Johann Strauss II was the son of Johann Strauss I, himself a composer, as were brothers Josef and Eduard. As the most famous of the family, Johann II was known as “The Waltz King,” having brought the form from peasant dance to sparkling entertainment for the royal Habsburg court. When the elder Strauss passed away, the business-oriented Johann II merged his and his father’s orchestras and engaged The Strauss Orchestra (including his brothers) in commission writing and tours across the continent. It was the choral waltz The Blue Danube that earned his place in the annals of music history.

In “Fruhlingsstimmen,” (“Voices of Spring”) the composer regarded the soprano voice as another solo instrument, providing the same kind of long, soaring, wide-range melodic lines that appear in the orchestra. The treatment of the voice results in the sounding of a single syllable with a long stream of notes creating a glorious sound but the song’s lyrics are not overly conducive to audio comprehension.

This well-known waltz tune begins with loud chords in waltz tempo and quickly moves into a gentle, swirling melody. Section two embodies the joys of spring with flute imitating birdsongs and sounds of pastoral awakening. A plaintive and dramatic third section is suggestive of spring showers and the fourth section breaks out of a pensive mood into a cheerful tune. The first waltz melody makes another grand entrance before strong chords, a timpani drumroll and a warm brass flourish end the work.

ANTON DVORAK
1841 — 1904
Concerto No. 1 in a minor for Violin & Orchestra, Op. 26 1880

Since music was considered a fundamental part of daily life in Bohemia (Czechoslovakia) the young Dvorak had learned to “fiddle” by age 5. Soon he was imitating gypsy band music and native folk songs, singing in the church choir and spending as much time as possible playing and listening to the music of Bohemia. At age 11 the youngster was unhappily apprenticed to his father’s butcher and innkeeper trade. Fortunately the youngster encountered a musician who recognized Antonin’s natural musical abilities and viola, piano, organ, harmony and counterpoint studies followed. After struggling as a restaurant band player and church musician, Dvorak landed a position in the Czech National Opera orchestra under the direction of Bedrich Smetana; it was the famous Smetana who urged him to devote compositional efforts to the development of national music. Dvorak soon shed an imitative style of the popular Richard Wagner and began to draw deeply from native folk music. Yet the struggle to survive a state of poverty lasted until the 37-year-old’s composition Airs from Moravia caught the attention of the famous Johannes Brahms. Slavonic Dances followed and by 1884 he had become a musician’s “man of the hour.”

In 1892 Dvorak was invited to America to establish a school of composition at the newly formed National Conservatory of Music in New York (now Juilliard). The composer became deeply impressed by Negro spirituals, Creole songs, cowboy music and tribal songs and dances of the American Indian. His most admired American composer was Stephen Foster. During a three-year stay the composer wrote a cantata for the American flag, submitted an offer to write a new national anthem, and slipped a snatch of Yankee Doodle into one of his symphonies. But homesickness overcame the composer and he returned to his homeland. For the rest of his life, Dvorak composed and taught until his death from pneumonia in 1904.

--- DATA SHOWN ---
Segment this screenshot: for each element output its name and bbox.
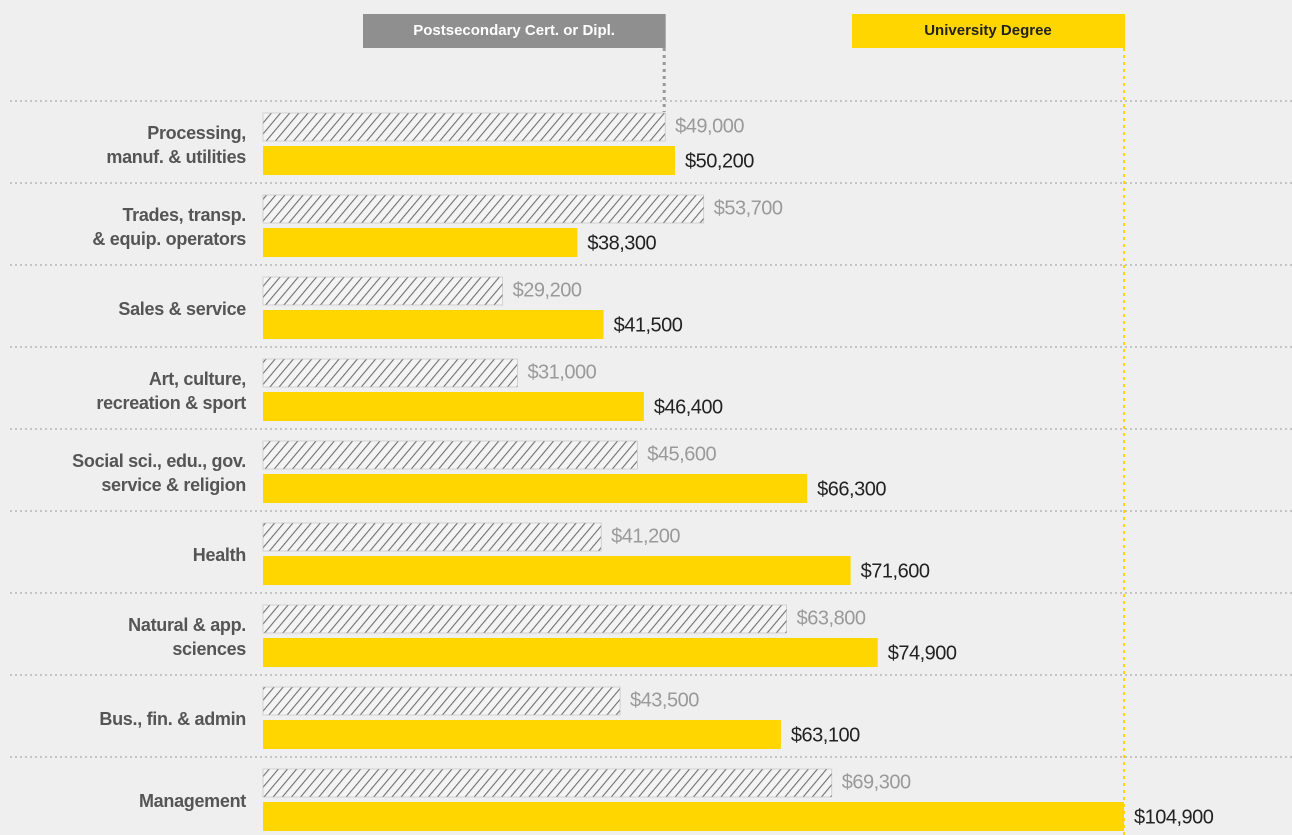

--- WHAT TO WORK ON ---
Copy the concert notes between "Johann Strauss II" and "of music history.", inclusive, substituting "ensembles" for "orchestras".

--- WRITTEN RESPONSE ---
Johann Strauss II was the son of Johann Strauss I, himself a composer, as were brothers Josef and Eduard. As the most famous of the family, Johann II was known as “The Waltz King,” having brought the form from peasant dance to sparkling entertainment for the royal Habsburg court. When the elder Strauss passed away, the business-oriented Johann II merged his and his father’s ensembles and engaged The Strauss Orchestra (including his brothers) in commission writing and tours across the continent. It was the choral waltz The Blue Danube that earned his place in the annals of music history.